INSTRUCTIONS TO FOLLOW: Word for word, set down the records and skip each picture.

Recorded data:
* Start *
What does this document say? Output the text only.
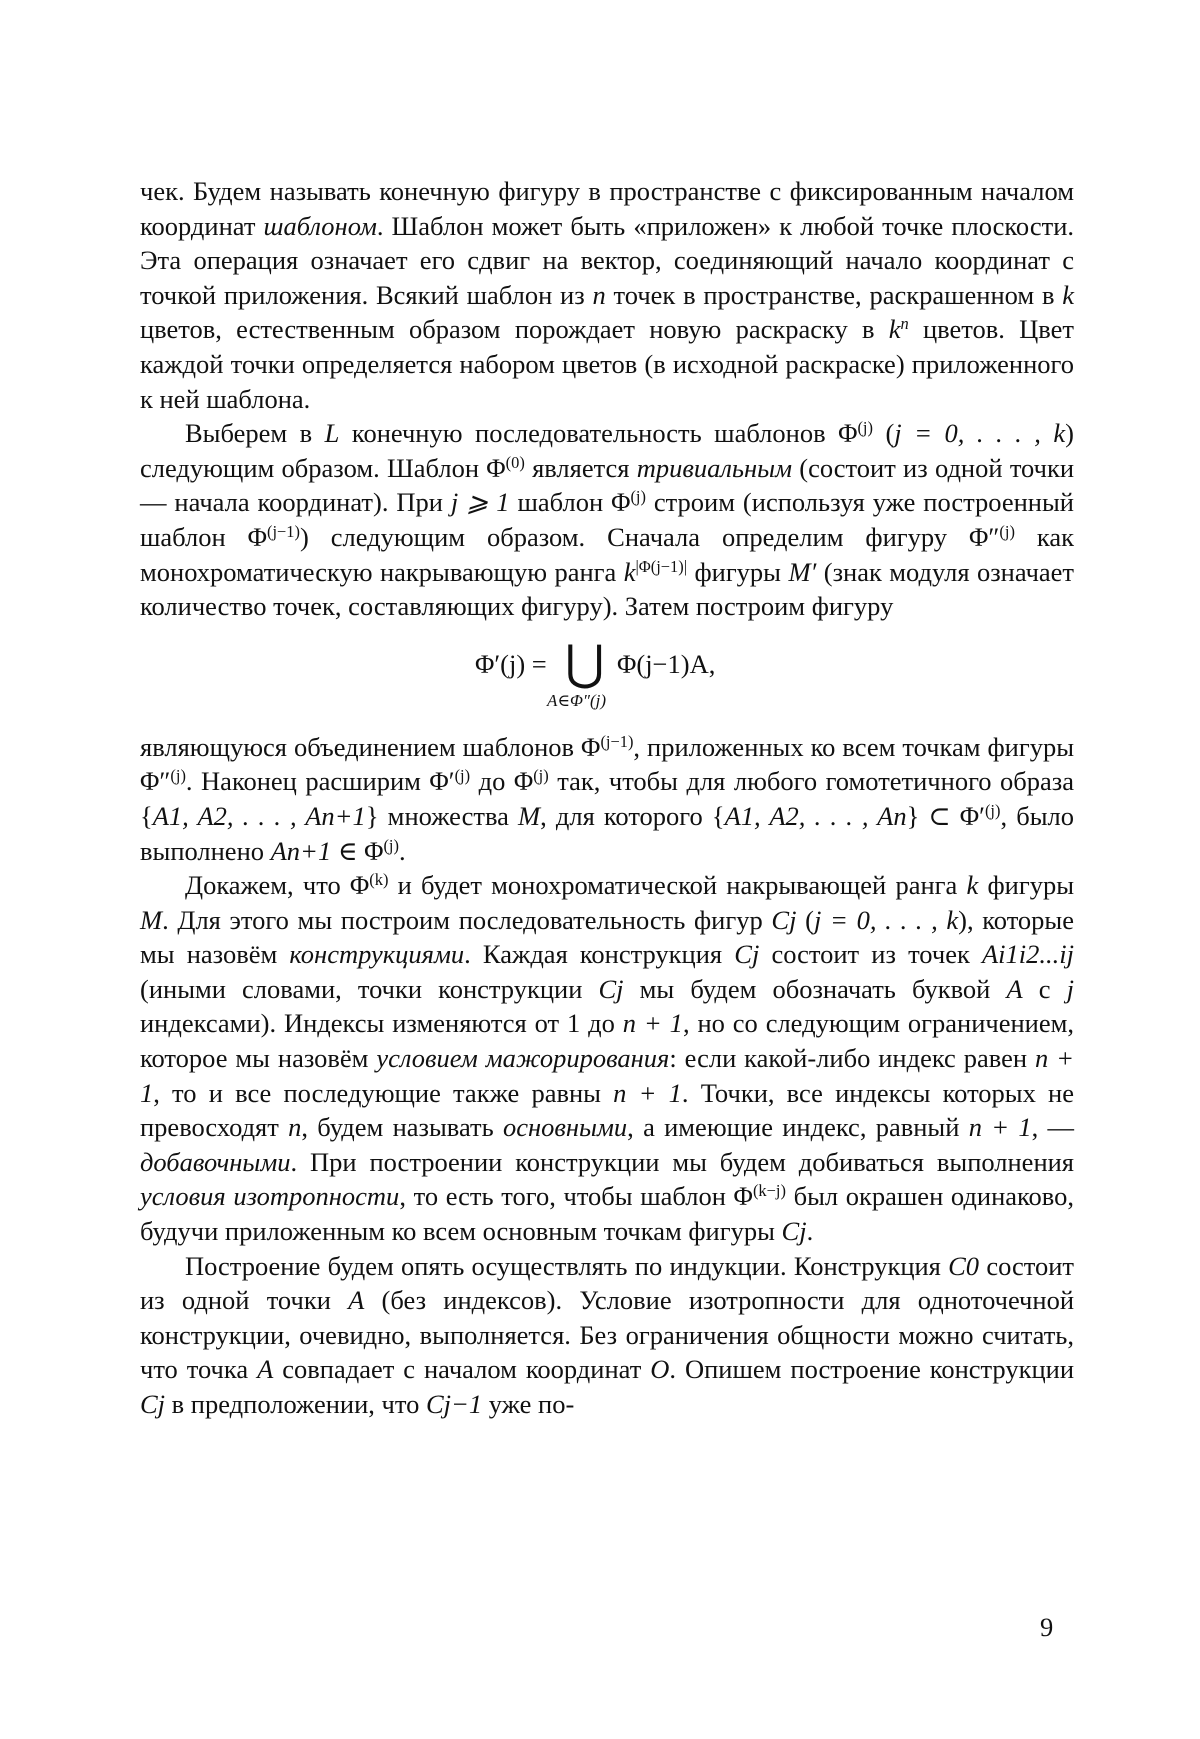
чек. Будем называть конечную фигуру в пространстве с фиксированным началом координат шаблоном. Шаблон может быть «приложен» к любой точке плоскости. Эта операция означает его сдвиг на вектор, соединяющий начало координат с точкой приложения. Всякий шаблон из n точек в пространстве, раскрашенном в k цветов, естественным образом порождает новую раскраску в kn цветов. Цвет каждой точки определяется набором цветов (в исходной раскраске) приложенного к ней шаблона.

Выберем в L конечную последовательность шаблонов Φ(j) (j = 0, . . . , k) следующим образом. Шаблон Φ(0) является тривиальным (состоит из одной точки — начала координат). При j ⩾ 1 шаблон Φ(j) строим (используя уже построенный шаблон Φ(j−1)) следующим образом. Сначала определим фигуру Φ″(j) как монохроматическую накрывающую ранга k|Φ(j−1)| фигуры M′ (знак модуля означает количество точек, составляющих фигуру). Затем построим фигуру

Φ′(j) = ⋃
A∈Φ″(j)
Φ(j−1)A,

являющуюся объединением шаблонов Φ(j−1), приложенных ко всем точкам фигуры Φ″(j). Наконец расширим Φ′(j) до Φ(j) так, чтобы для любого гомотетичного образа {A1, A2, . . . , An+1} множества M, для которого {A1, A2, . . . , An} ⊂ Φ′(j), было выполнено An+1 ∈ Φ(j).

Докажем, что Φ(k) и будет монохроматической накрывающей ранга k фигуры M. Для этого мы построим последовательность фигур Cj (j = 0, . . . , k), которые мы назовём конструкциями. Каждая конструкция Cj состоит из точек Ai1i2...ij (иными словами, точки конструкции Cj мы будем обозначать буквой A с j индексами). Индексы изменяются от 1 до n + 1, но со следующим ограничением, которое мы назовём условием мажорирования: если какой-либо индекс равен n + 1, то и все последующие также равны n + 1. Точки, все индексы которых не превосходят n, будем называть основными, а имеющие индекс, равный n + 1, — добавочными. При построении конструкции мы будем добиваться выполнения условия изотропности, то есть того, чтобы шаблон Φ(k−j) был окрашен одинаково, будучи приложенным ко всем основным точкам фигуры Cj.

Построение будем опять осуществлять по индукции. Конструкция C0 состоит из одной точки A (без индексов). Условие изотропности для одноточечной конструкции, очевидно, выполняется. Без ограничения общности можно считать, что точка A совпадает с началом координат O. Опишем построение конструкции Cj в предположении, что Cj−1 уже по-

9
* End *
TASK ANSWER:
What does this document say? Output the text only.
чек. Будем называть конечную фигуру в пространстве с фиксированным началом координат шаблоном. Шаблон может быть «приложен» к любой точке плоскости. Эта операция означает его сдвиг на вектор, соединяющий начало координат с точкой приложения. Всякий шаблон из n точек в пространстве, раскрашенном в k цветов, естественным образом порождает новую раскраску в kn цветов. Цвет каждой точки определяется набором цветов (в исходной раскраске) приложенного к ней шаблона.

Выберем в L конечную последовательность шаблонов Φ(j) (j = 0, . . . , k) следующим образом. Шаблон Φ(0) является тривиальным (состоит из одной точки — начала координат). При j ⩾ 1 шаблон Φ(j) строим (используя уже построенный шаблон Φ(j−1)) следующим образом. Сначала определим фигуру Φ″(j) как монохроматическую накрывающую ранга k|Φ(j−1)| фигуры M′ (знак модуля означает количество точек, составляющих фигуру). Затем построим фигуру

Φ′(j) = ⋃
A∈Φ″(j)
Φ(j−1)A,

являющуюся объединением шаблонов Φ(j−1), приложенных ко всем точкам фигуры Φ″(j). Наконец расширим Φ′(j) до Φ(j) так, чтобы для любого гомотетичного образа {A1, A2, . . . , An+1} множества M, для которого {A1, A2, . . . , An} ⊂ Φ′(j), было выполнено An+1 ∈ Φ(j).

Докажем, что Φ(k) и будет монохроматической накрывающей ранга k фигуры M. Для этого мы построим последовательность фигур Cj (j = 0, . . . , k), которые мы назовём конструкциями. Каждая конструкция Cj состоит из точек Ai1i2...ij (иными словами, точки конструкции Cj мы будем обозначать буквой A с j индексами). Индексы изменяются от 1 до n + 1, но со следующим ограничением, которое мы назовём условием мажорирования: если какой-либо индекс равен n + 1, то и все последующие также равны n + 1. Точки, все индексы которых не превосходят n, будем называть основными, а имеющие индекс, равный n + 1, — добавочными. При построении конструкции мы будем добиваться выполнения условия изотропности, то есть того, чтобы шаблон Φ(k−j) был окрашен одинаково, будучи приложенным ко всем основным точкам фигуры Cj.

Построение будем опять осуществлять по индукции. Конструкция C0 состоит из одной точки A (без индексов). Условие изотропности для одноточечной конструкции, очевидно, выполняется. Без ограничения общности можно считать, что точка A совпадает с началом координат O. Опишем построение конструкции Cj в предположении, что Cj−1 уже по-

9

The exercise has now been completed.